> _Records for processing_:
########

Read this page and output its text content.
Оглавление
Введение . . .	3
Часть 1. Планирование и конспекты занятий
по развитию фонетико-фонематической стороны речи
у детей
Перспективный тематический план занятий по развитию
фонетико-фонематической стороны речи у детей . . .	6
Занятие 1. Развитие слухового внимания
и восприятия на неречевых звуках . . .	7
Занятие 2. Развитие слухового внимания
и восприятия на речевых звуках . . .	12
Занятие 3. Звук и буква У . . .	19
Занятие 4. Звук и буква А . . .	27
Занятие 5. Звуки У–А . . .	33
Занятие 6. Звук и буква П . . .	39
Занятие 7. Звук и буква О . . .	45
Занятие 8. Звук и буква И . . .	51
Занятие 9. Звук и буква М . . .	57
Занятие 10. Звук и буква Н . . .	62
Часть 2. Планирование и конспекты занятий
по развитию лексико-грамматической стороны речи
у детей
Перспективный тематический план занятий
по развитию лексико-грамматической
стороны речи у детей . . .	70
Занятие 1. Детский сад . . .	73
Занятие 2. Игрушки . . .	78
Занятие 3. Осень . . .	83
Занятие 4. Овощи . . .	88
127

########

> _What needs to be done_:
Each record must be returned exactly as it is written.

> _The response_:
Read this page and output its text content.
Оглавление
Введение . . .	3
Часть 1. Планирование и конспекты занятий
по развитию фонетико-фонематической стороны речи
у детей
Перспективный тематический план занятий по развитию
фонетико-фонематической стороны речи у детей . . .	6
Занятие 1. Развитие слухового внимания
и восприятия на неречевых звуках . . .	7
Занятие 2. Развитие слухового внимания
и восприятия на речевых звуках . . .	12
Занятие 3. Звук и буква У . . .	19
Занятие 4. Звук и буква А . . .	27
Занятие 5. Звуки У–А . . .	33
Занятие 6. Звук и буква П . . .	39
Занятие 7. Звук и буква О . . .	45
Занятие 8. Звук и буква И . . .	51
Занятие 9. Звук и буква М . . .	57
Занятие 10. Звук и буква Н . . .	62
Часть 2. Планирование и конспекты занятий
по развитию лексико-грамматической стороны речи
у детей
Перспективный тематический план занятий
по развитию лексико-грамматической
стороны речи у детей . . .	70
Занятие 1. Детский сад . . .	73
Занятие 2. Игрушки . . .	78
Занятие 3. Осень . . .	83
Занятие 4. Овощи . . .	88
127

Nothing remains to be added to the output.